Work instructions:
Pictures stay out; everything else in the records below is copied exactly.

========

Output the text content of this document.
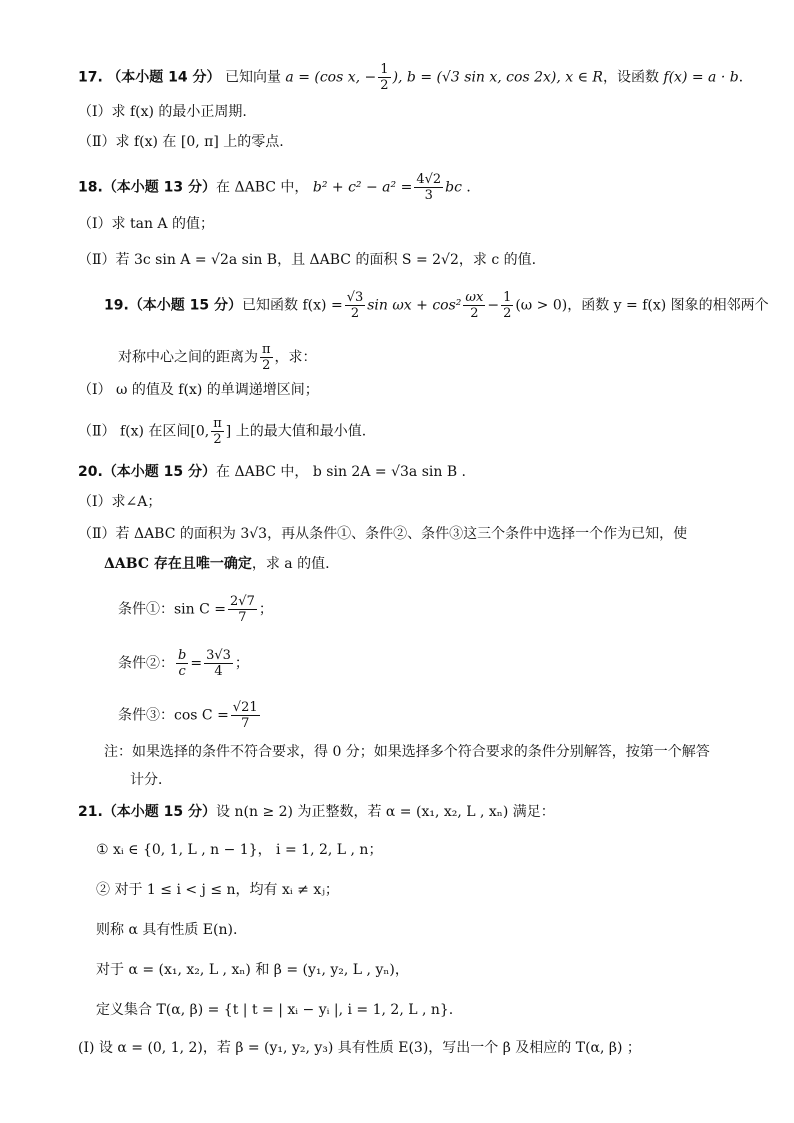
17. （本小题 14 分） 已知向量 a = (cos x, − $\frac{1}{2}$ ), b = (√3 sin x, cos 2x), x ∈ R，设函数 f(x) = a · b．
（Ⅰ）求 f(x) 的最小正周期.
（Ⅱ）求 f(x) 在 [0, π] 上的零点.
18.（本小题 13 分）在 ΔABC 中， $b^2 + c^2 - a^2 = \frac{4√2}{3}$ bc ．
（Ⅰ）求 tan A 的值；
（Ⅱ）若 3c sin A = √2a sin B，且 ΔABC 的面积 S = 2√2，求 c 的值.
19.（本小题 15 分）已知函数 $f(x) = \frac{√3}{2}$ $\sin \omega x + \cos^2 \frac{\omega x}{2} - \frac{1}{2} (\omega > 0)$，函数 y = f(x) 图象的相邻两个
对称中心之间的距离为 $\frac{\pi}{2}$ ，求：
（Ⅰ） ω 的值及 f(x) 的单调递增区间；
（Ⅱ） f(x) 在区间[0, $\frac{\pi}{2}$ ] 上的最大值和最小值.
20.（本小题 15 分）在 ΔABC 中， b sin 2A = √3a sin B .
（Ⅰ）求∠A；
（Ⅱ）若 ΔABC 的面积为 3√3，再从条件①、条件②、条件③这三个条件中选择一个作为已知，使
ΔABC 存在且唯一确定，求 a 的值.
条件①：$\sin C = \frac{2√7}{7}$ ；
条件②： $\frac{b}{c} = \frac{3√3}{4}$ ；
条件③：$\cos C = \frac{√21}{7}$
注：如果选择的条件不符合要求，得 0 分；如果选择多个符合要求的条件分别解答，按第一个解答
计分．
21.（本小题 15 分）设 n(n ≥ 2) 为正整数，若 α = (x₁, x₂, L , xₙ) 满足：
① xᵢ ∈ {0, 1, L , n − 1}， i = 1, 2, L , n；
② 对于 1 ≤ i < j ≤ n，均有 xᵢ ≠ xⱼ；
则称 α 具有性质 E(n).
对于 α = (x₁, x₂, L , xₙ) 和 β = (y₁, y₂, L , yₙ)，
定义集合 T(α, β) = {t | t = | xᵢ − yᵢ |, i = 1, 2, L , n}.
(Ⅰ) 设 α = (0, 1, 2)，若 β = (y₁, y₂, y₃) 具有性质 E(3)，写出一个 β 及相应的 T(α, β) ；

========

Answer to this exercise:
Output the text content of this document.
17. （本小题 14 分） 已知向量 a = (cos x, − $\frac{1}{2}$ ), b = (√3 sin x, cos 2x), x ∈ R，设函数 f(x) = a · b．
（Ⅰ）求 f(x) 的最小正周期.
（Ⅱ）求 f(x) 在 [0, π] 上的零点.
18.（本小题 13 分）在 ΔABC 中， $b^2 + c^2 - a^2 = \frac{4√2}{3}$ bc ．
（Ⅰ）求 tan A 的值；
（Ⅱ）若 3c sin A = √2a sin B，且 ΔABC 的面积 S = 2√2，求 c 的值.
19.（本小题 15 分）已知函数 $f(x) = \frac{√3}{2}$ $\sin \omega x + \cos^2 \frac{\omega x}{2} - \frac{1}{2} (\omega > 0)$，函数 y = f(x) 图象的相邻两个
对称中心之间的距离为 $\frac{\pi}{2}$ ，求：
（Ⅰ） ω 的值及 f(x) 的单调递增区间；
（Ⅱ） f(x) 在区间[0, $\frac{\pi}{2}$ ] 上的最大值和最小值.
20.（本小题 15 分）在 ΔABC 中， b sin 2A = √3a sin B .
（Ⅰ）求∠A；
（Ⅱ）若 ΔABC 的面积为 3√3，再从条件①、条件②、条件③这三个条件中选择一个作为已知，使
ΔABC 存在且唯一确定，求 a 的值.
条件①：$\sin C = \frac{2√7}{7}$ ；
条件②： $\frac{b}{c} = \frac{3√3}{4}$ ；
条件③：$\cos C = \frac{√21}{7}$
注：如果选择的条件不符合要求，得 0 分；如果选择多个符合要求的条件分别解答，按第一个解答
计分．
21.（本小题 15 分）设 n(n ≥ 2) 为正整数，若 α = (x₁, x₂, L , xₙ) 满足：
① xᵢ ∈ {0, 1, L , n − 1}， i = 1, 2, L , n；
② 对于 1 ≤ i < j ≤ n，均有 xᵢ ≠ xⱼ；
则称 α 具有性质 E(n).
对于 α = (x₁, x₂, L , xₙ) 和 β = (y₁, y₂, L , yₙ)，
定义集合 T(α, β) = {t | t = | xᵢ − yᵢ |, i = 1, 2, L , n}.
(Ⅰ) 设 α = (0, 1, 2)，若 β = (y₁, y₂, y₃) 具有性质 E(3)，写出一个 β 及相应的 T(α, β) ；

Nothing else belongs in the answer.